• **Task brief**
Go through the entries below and copy each line containing the word "code".

+++ Material for this task +++

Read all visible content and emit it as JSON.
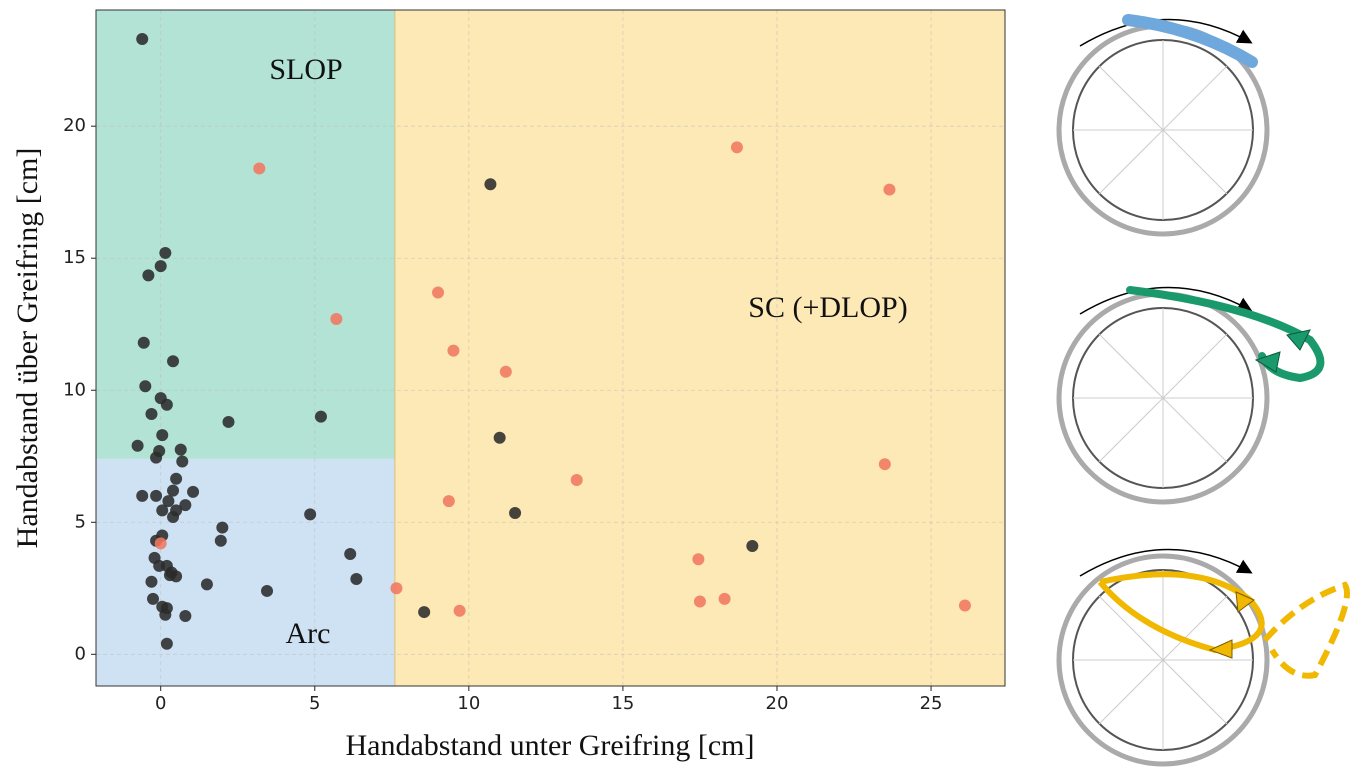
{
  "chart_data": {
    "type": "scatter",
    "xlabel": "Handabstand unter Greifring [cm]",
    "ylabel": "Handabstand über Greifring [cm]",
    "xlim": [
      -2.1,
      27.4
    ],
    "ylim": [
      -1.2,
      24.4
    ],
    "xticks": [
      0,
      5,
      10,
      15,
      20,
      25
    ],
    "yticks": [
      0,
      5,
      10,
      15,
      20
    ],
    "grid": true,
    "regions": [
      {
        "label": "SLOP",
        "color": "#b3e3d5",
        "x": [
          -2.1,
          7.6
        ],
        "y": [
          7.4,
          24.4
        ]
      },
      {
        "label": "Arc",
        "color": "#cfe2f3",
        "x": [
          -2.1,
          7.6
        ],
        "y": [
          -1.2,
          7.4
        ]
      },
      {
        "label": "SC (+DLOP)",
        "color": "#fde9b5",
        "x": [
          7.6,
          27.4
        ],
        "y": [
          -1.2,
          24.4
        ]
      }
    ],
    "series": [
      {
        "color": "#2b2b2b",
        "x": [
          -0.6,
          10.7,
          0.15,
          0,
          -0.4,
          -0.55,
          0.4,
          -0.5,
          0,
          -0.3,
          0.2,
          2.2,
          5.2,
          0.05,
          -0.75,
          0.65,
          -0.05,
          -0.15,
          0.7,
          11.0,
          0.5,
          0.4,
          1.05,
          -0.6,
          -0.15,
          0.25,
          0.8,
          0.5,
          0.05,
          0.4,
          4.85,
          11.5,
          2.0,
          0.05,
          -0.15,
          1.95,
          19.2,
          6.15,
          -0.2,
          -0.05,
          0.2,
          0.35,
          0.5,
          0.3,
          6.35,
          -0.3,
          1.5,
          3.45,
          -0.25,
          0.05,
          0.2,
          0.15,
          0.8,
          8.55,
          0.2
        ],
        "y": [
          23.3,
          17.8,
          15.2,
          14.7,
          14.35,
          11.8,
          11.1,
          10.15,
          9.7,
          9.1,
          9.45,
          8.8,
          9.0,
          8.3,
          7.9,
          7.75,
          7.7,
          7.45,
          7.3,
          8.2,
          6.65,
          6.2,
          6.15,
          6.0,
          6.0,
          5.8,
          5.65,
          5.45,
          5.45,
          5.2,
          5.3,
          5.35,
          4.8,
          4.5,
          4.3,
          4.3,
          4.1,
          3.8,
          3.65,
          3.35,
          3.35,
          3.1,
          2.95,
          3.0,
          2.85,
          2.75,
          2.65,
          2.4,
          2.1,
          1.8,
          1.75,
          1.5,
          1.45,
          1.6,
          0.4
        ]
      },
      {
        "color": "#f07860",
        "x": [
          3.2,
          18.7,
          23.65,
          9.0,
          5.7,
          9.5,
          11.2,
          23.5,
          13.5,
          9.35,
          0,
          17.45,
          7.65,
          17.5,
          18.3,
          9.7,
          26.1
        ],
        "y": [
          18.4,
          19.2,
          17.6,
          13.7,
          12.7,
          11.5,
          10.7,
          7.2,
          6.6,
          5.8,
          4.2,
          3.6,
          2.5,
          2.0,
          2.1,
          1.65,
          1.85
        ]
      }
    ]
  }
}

+++
+++ Material for this task +++

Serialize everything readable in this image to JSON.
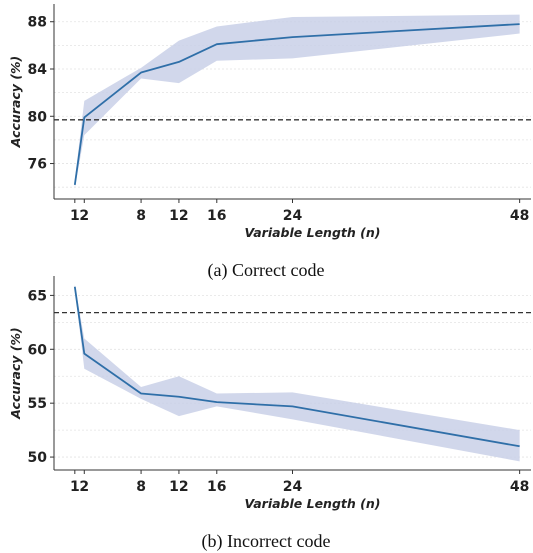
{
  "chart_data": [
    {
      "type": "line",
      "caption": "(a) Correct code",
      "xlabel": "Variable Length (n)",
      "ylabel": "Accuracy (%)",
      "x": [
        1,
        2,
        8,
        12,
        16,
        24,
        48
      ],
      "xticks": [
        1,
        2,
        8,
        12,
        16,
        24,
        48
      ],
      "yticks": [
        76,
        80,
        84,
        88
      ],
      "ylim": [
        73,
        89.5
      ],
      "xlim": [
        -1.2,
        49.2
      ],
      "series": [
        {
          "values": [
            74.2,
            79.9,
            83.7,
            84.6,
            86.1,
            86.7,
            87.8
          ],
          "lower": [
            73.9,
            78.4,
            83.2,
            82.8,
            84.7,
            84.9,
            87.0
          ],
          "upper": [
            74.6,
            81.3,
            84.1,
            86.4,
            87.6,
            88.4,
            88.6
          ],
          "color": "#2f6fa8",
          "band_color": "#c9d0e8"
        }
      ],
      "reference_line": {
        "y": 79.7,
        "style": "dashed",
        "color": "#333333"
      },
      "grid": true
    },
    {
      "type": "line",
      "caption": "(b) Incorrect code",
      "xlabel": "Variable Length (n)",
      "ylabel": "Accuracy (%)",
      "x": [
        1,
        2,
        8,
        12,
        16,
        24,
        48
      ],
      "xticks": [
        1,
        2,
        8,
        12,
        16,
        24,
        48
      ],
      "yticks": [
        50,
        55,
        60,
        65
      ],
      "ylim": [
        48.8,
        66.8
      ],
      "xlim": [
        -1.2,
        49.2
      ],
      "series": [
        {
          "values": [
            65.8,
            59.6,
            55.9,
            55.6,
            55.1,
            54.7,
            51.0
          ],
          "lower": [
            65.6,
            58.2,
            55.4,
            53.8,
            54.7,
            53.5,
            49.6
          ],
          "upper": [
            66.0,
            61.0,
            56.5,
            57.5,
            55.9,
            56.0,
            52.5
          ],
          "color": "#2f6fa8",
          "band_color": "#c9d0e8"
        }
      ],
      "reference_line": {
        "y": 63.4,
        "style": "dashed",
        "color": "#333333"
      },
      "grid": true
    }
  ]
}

+++

• **Output**
      "caption": "(a) Correct code",
      "caption": "(b) Incorrect code",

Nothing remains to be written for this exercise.